- _PROBLEM DETAILS_
In the listing below, count the lines with "this" and report only the figure.

[Dataset rows about figures]
○ ○ ○ ○ ○

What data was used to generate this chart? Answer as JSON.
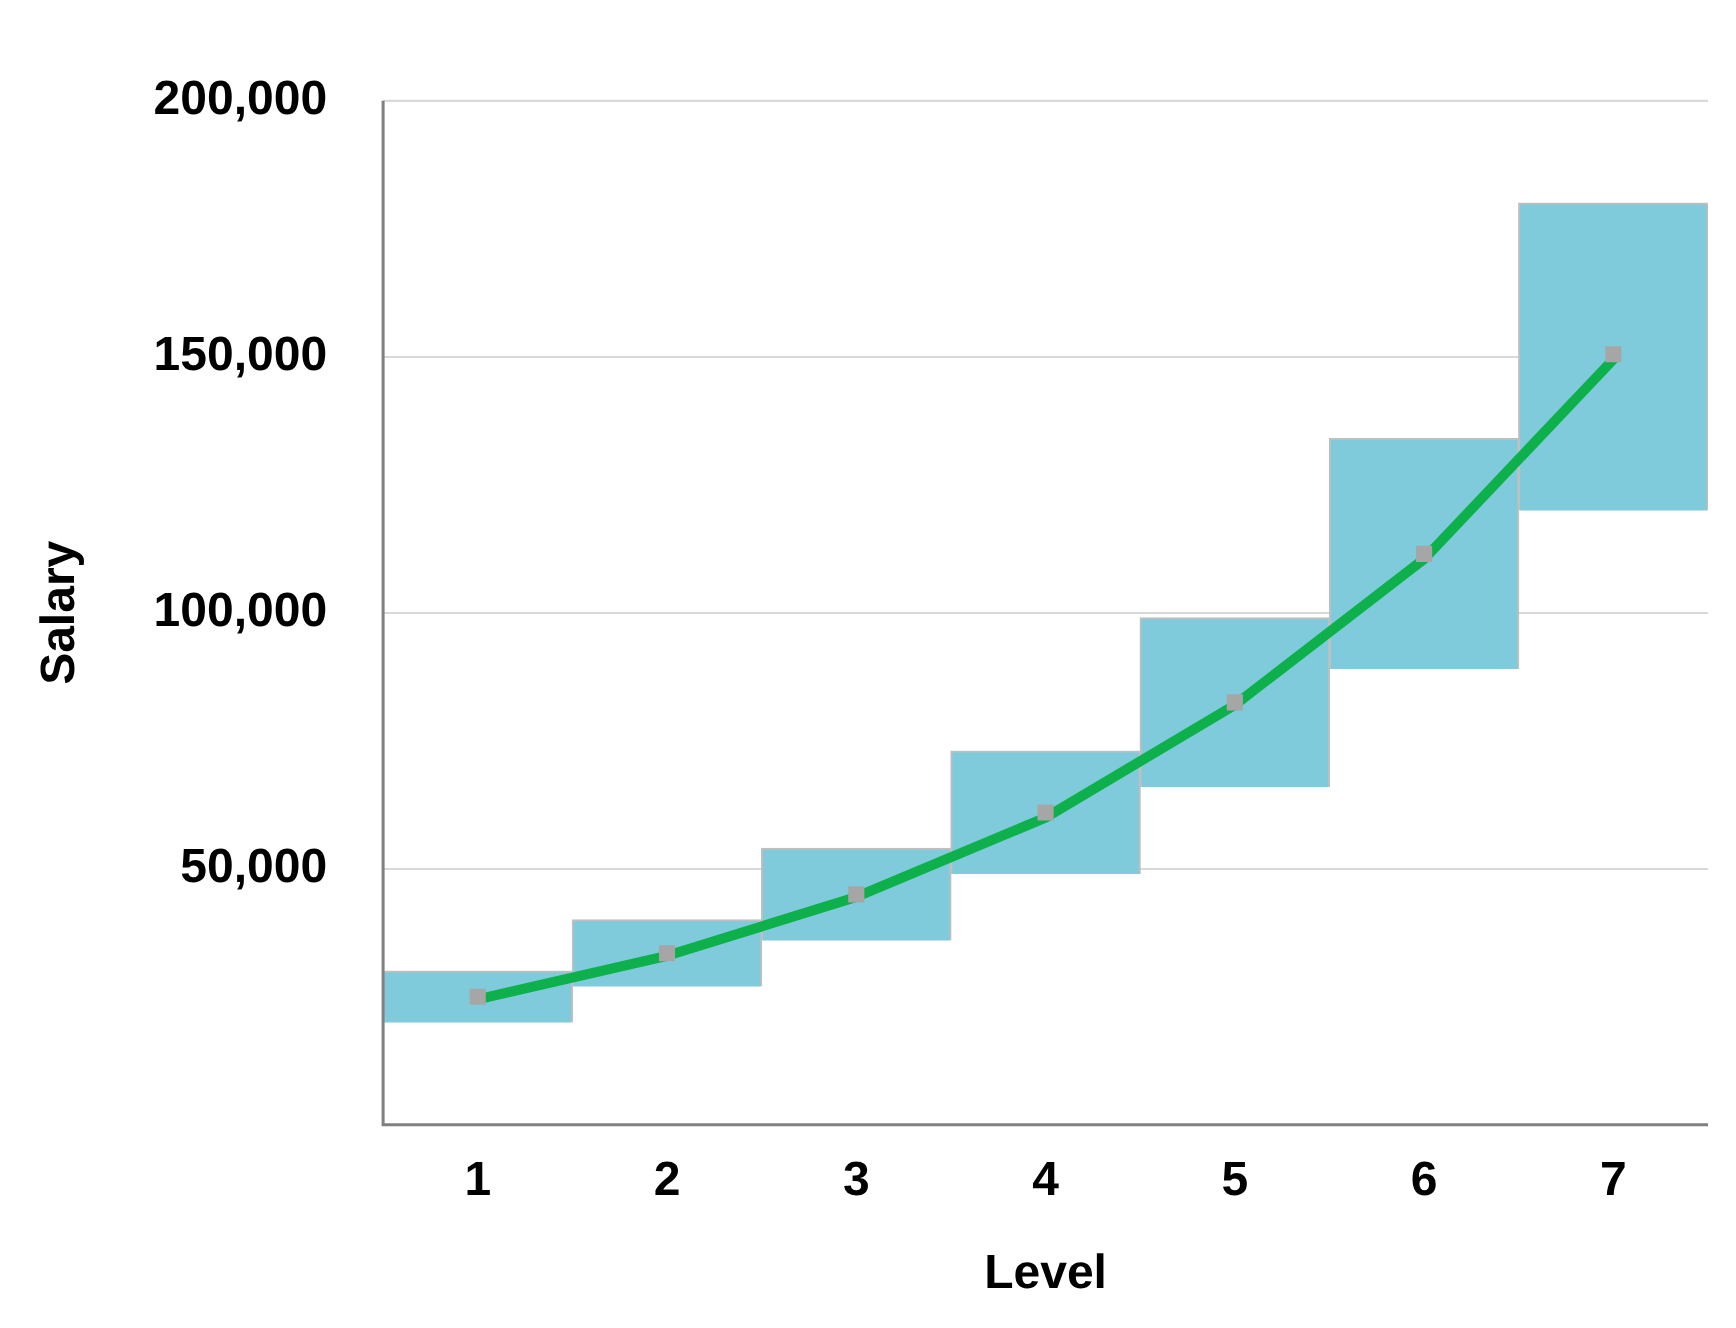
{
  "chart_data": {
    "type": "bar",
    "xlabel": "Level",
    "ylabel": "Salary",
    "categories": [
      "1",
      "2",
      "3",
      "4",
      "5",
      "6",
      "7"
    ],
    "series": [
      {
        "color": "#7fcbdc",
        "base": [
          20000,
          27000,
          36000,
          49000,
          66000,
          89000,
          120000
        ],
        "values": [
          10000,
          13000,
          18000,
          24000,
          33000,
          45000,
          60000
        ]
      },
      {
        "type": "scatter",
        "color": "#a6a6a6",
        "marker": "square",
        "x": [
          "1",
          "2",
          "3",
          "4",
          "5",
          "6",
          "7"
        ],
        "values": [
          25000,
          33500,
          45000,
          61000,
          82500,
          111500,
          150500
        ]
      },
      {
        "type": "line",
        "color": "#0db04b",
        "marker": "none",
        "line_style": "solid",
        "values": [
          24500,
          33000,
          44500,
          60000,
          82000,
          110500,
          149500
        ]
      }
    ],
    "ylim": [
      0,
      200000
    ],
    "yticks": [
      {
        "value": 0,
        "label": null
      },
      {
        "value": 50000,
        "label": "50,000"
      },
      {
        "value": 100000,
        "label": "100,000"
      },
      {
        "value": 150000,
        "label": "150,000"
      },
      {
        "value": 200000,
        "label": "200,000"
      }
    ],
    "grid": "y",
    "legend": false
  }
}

○ ○ ○ ○ ○

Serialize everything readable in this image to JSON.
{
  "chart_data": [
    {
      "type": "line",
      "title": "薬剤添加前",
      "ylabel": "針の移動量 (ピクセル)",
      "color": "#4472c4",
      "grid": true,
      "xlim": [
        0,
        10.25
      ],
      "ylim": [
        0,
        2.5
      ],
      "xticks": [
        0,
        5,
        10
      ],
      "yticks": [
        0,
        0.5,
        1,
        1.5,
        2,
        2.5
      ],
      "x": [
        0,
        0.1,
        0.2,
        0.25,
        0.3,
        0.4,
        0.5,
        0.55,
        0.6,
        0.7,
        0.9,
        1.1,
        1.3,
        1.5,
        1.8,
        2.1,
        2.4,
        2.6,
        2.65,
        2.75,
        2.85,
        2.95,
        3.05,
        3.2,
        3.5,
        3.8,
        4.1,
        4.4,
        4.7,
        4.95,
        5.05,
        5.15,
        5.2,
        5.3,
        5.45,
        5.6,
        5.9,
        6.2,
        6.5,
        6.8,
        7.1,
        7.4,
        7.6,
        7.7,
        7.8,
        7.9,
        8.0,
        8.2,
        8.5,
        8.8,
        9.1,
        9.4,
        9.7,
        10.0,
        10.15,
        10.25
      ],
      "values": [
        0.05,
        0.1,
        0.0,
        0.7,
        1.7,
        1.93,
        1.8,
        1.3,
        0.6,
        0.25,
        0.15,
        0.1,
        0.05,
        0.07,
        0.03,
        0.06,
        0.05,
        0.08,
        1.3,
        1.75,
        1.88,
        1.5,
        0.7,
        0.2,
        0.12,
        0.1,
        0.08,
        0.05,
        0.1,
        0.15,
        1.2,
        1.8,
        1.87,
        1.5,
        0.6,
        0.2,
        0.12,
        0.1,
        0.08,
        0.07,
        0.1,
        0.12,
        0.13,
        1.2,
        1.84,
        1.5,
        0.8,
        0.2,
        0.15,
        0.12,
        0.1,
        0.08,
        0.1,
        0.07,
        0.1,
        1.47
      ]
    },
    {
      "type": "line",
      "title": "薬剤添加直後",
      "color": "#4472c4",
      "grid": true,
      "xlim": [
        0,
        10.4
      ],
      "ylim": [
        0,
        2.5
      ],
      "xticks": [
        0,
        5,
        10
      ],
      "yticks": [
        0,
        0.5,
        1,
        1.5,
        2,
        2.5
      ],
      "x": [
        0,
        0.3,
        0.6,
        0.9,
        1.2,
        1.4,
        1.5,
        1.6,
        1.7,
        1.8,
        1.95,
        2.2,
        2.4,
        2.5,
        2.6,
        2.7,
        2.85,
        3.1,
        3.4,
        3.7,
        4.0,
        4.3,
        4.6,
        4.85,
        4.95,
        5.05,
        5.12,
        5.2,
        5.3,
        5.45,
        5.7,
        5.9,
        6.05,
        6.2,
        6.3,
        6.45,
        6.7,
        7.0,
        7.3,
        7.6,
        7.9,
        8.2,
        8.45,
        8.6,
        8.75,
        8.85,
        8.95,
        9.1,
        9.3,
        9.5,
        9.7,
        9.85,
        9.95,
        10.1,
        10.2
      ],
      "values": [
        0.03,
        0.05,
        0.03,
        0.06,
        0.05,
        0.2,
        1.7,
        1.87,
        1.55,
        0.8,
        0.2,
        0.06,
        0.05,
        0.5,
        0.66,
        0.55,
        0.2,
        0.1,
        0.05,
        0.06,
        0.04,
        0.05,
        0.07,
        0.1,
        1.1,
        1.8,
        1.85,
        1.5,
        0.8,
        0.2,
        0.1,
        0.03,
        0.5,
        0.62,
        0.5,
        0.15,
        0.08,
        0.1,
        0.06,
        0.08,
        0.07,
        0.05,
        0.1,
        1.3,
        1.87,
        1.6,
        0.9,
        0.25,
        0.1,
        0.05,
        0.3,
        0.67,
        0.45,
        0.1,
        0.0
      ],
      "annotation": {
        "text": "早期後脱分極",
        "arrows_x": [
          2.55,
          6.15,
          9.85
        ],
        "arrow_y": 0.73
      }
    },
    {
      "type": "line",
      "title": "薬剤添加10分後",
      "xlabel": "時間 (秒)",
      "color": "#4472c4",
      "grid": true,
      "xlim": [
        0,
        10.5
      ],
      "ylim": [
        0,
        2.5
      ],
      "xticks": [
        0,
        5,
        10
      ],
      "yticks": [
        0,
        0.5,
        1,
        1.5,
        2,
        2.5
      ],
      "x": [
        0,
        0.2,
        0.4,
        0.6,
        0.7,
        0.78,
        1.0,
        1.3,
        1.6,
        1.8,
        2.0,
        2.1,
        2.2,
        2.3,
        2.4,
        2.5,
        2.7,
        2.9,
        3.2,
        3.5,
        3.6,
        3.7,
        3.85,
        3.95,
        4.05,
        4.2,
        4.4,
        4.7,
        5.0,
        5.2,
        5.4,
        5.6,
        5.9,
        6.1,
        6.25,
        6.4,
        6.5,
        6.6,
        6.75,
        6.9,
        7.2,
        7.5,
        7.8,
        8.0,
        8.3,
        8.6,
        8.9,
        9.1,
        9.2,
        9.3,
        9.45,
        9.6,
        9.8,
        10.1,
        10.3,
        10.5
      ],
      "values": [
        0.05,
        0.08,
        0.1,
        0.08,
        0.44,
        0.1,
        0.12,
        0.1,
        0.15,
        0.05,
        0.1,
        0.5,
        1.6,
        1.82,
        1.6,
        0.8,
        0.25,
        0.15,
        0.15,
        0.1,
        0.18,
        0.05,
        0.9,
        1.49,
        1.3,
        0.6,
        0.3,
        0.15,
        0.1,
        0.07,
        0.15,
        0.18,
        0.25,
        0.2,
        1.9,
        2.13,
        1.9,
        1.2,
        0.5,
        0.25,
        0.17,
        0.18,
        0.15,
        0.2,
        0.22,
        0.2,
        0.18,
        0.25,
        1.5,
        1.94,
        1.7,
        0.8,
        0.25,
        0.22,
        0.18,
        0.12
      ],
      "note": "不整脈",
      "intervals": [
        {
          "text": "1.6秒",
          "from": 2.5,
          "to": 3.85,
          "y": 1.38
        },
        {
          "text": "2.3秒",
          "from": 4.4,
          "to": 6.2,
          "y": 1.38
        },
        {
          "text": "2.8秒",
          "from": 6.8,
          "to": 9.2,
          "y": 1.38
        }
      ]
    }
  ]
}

○ ○ ○ ○ ○

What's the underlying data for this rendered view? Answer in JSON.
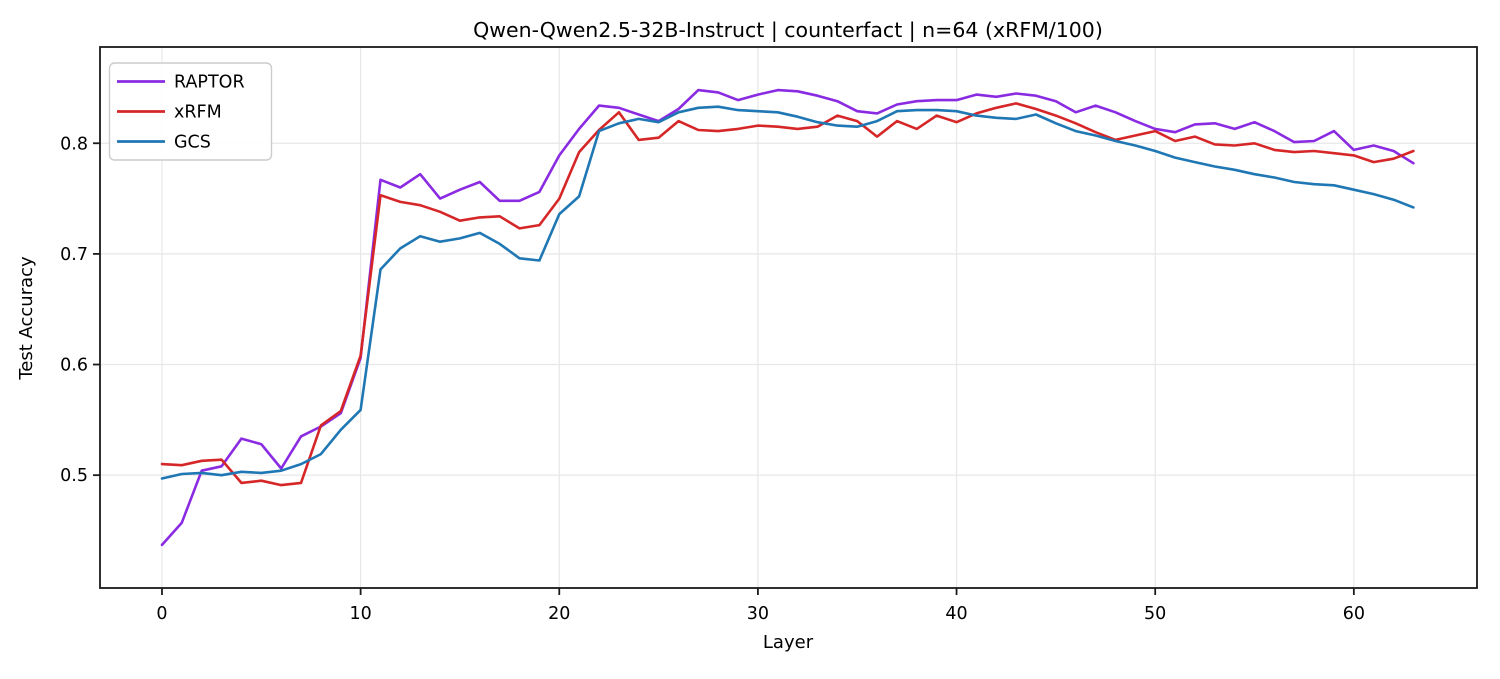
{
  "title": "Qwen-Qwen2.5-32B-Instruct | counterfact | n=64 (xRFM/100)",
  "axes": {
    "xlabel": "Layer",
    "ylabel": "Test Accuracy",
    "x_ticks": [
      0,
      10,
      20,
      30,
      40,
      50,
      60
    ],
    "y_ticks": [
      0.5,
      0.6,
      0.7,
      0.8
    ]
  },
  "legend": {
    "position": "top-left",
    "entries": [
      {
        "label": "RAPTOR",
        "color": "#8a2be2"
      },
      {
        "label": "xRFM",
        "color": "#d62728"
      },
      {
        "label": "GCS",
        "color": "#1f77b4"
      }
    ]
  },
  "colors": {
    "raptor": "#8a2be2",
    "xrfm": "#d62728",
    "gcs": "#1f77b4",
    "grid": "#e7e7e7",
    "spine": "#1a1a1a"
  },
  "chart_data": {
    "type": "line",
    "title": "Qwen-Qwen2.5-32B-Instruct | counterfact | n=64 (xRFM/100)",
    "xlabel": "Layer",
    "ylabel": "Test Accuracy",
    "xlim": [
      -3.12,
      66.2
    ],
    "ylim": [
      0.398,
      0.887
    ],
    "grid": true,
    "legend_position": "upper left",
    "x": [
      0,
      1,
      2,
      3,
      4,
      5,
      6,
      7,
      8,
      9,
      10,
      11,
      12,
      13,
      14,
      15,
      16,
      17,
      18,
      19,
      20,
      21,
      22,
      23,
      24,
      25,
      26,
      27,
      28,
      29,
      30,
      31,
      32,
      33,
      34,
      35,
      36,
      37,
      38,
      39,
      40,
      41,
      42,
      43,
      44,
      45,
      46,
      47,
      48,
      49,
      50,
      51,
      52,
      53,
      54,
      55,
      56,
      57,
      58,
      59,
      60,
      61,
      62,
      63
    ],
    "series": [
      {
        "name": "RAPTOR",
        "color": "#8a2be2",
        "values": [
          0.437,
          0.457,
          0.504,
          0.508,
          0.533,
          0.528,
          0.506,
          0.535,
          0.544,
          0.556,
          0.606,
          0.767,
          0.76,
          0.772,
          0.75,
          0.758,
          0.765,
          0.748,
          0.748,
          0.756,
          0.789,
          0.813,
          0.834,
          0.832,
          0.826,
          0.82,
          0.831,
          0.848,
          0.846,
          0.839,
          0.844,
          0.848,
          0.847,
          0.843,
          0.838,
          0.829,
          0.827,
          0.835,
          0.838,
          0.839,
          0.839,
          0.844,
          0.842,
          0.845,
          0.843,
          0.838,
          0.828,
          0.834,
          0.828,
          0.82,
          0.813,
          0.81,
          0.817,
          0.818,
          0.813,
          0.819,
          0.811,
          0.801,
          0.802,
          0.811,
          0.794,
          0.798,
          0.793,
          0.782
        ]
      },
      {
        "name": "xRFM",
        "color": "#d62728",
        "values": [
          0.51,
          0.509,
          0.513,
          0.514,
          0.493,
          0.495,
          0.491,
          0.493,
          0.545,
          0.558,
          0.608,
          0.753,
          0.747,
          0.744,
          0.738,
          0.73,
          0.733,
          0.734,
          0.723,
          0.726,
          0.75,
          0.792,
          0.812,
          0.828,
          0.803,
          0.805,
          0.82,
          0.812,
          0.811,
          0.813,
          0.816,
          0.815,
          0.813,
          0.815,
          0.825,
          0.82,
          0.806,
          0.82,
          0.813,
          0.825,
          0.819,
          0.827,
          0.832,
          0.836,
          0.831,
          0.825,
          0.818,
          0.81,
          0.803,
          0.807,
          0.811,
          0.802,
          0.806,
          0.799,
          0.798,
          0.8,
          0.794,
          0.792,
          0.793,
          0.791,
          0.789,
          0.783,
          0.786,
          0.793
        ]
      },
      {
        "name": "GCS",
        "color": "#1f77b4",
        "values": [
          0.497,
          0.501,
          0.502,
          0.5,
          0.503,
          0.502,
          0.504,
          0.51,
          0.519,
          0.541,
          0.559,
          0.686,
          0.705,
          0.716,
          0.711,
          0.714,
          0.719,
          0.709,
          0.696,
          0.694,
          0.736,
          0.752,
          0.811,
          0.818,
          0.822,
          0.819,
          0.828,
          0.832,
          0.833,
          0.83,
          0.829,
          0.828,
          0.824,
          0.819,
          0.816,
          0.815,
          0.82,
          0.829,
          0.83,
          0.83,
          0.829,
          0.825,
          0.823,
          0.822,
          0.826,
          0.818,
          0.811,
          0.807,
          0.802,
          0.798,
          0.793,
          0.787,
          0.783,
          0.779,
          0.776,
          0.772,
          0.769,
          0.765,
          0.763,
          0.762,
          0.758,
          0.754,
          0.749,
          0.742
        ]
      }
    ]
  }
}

○ ○ ○ ○ ○

- _COMPLETE RESPONSE_
3